_Data for the task_.
────────

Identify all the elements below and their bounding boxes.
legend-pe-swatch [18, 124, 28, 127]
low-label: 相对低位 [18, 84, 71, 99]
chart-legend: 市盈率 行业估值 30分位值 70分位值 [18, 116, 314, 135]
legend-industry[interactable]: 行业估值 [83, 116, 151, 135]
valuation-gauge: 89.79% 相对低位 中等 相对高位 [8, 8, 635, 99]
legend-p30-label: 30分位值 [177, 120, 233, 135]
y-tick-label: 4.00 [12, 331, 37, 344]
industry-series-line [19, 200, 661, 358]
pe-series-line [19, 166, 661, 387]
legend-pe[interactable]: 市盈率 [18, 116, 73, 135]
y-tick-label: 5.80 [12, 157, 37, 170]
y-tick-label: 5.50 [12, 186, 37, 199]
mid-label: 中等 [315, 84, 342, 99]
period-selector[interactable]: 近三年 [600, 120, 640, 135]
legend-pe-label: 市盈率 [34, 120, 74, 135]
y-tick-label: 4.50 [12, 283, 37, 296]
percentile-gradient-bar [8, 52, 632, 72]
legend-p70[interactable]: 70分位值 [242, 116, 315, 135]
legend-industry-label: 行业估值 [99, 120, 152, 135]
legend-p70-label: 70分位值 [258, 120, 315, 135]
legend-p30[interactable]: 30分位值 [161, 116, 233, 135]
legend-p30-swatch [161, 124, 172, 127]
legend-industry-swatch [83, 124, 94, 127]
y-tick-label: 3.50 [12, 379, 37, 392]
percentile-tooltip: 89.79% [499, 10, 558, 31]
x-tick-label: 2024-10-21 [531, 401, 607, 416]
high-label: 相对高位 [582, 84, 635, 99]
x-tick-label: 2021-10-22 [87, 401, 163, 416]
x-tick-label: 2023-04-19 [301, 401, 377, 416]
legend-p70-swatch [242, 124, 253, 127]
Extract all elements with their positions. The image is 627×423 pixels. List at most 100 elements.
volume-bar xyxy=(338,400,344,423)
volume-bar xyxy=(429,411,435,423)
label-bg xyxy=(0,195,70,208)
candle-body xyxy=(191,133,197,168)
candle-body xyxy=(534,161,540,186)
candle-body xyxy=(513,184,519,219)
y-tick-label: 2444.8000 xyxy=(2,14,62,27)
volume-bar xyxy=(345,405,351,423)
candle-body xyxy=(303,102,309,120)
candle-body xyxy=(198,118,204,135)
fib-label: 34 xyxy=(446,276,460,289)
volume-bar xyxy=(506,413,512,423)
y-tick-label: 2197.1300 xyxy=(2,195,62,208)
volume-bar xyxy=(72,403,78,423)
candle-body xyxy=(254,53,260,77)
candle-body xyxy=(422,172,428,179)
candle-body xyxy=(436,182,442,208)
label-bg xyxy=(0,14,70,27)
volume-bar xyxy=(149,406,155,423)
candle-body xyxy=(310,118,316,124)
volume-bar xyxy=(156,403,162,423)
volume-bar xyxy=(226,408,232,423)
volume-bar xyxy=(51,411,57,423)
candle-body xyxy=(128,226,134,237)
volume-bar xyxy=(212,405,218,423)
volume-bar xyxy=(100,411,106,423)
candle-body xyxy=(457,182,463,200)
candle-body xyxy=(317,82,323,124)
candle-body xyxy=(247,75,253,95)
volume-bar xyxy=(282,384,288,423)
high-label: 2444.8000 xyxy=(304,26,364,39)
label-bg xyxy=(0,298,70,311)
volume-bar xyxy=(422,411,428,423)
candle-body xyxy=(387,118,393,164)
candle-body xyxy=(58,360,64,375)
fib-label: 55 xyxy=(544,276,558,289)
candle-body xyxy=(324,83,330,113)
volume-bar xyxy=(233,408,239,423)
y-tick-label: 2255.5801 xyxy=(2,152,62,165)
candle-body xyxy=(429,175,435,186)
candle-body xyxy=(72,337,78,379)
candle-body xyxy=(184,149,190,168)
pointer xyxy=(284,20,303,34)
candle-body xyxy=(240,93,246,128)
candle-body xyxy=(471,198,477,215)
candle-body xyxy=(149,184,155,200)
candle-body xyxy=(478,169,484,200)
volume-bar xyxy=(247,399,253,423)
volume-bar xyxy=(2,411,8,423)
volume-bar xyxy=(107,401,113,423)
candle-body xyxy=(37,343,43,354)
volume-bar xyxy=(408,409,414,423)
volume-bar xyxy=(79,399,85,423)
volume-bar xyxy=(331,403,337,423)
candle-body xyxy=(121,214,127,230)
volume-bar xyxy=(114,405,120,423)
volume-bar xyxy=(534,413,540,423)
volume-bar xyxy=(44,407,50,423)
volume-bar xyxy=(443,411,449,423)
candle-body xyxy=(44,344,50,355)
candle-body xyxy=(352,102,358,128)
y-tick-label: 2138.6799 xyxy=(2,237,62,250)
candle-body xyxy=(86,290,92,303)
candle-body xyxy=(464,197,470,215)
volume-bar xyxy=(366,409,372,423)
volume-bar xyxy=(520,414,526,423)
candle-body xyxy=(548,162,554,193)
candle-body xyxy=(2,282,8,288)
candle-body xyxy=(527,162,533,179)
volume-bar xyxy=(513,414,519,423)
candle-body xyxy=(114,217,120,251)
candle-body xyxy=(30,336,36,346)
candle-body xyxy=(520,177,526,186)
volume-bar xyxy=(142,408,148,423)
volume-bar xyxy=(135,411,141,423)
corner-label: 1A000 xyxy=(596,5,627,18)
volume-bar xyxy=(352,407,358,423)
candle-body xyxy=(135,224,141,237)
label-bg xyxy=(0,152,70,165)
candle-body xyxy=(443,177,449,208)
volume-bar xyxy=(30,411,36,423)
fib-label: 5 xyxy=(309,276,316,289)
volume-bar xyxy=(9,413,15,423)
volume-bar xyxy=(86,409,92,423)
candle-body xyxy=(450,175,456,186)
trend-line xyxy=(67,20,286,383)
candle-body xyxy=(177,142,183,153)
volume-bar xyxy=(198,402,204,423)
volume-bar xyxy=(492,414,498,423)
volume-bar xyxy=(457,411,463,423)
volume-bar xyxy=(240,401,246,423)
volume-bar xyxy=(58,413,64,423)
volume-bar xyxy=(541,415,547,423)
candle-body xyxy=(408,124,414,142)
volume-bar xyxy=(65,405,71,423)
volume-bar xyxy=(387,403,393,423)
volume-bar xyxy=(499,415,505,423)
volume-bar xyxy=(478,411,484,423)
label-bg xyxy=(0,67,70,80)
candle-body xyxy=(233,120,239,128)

────────

Reproduce word for word every line of the items, starting at the first line and ending at the line that contains "mid-label: 中等 [315, 84, 342, 99]", with both of those lines included.

Identify all the elements below and their bounding boxes.
legend-pe-swatch [18, 124, 28, 127]
low-label: 相对低位 [18, 84, 71, 99]
chart-legend: 市盈率 行业估值 30分位值 70分位值 [18, 116, 314, 135]
legend-industry[interactable]: 行业估值 [83, 116, 151, 135]
valuation-gauge: 89.79% 相对低位 中等 相对高位 [8, 8, 635, 99]
legend-p30-label: 30分位值 [177, 120, 233, 135]
y-tick-label: 4.00 [12, 331, 37, 344]
industry-series-line [19, 200, 661, 358]
pe-series-line [19, 166, 661, 387]
legend-pe[interactable]: 市盈率 [18, 116, 73, 135]
y-tick-label: 5.80 [12, 157, 37, 170]
y-tick-label: 5.50 [12, 186, 37, 199]
mid-label: 中等 [315, 84, 342, 99]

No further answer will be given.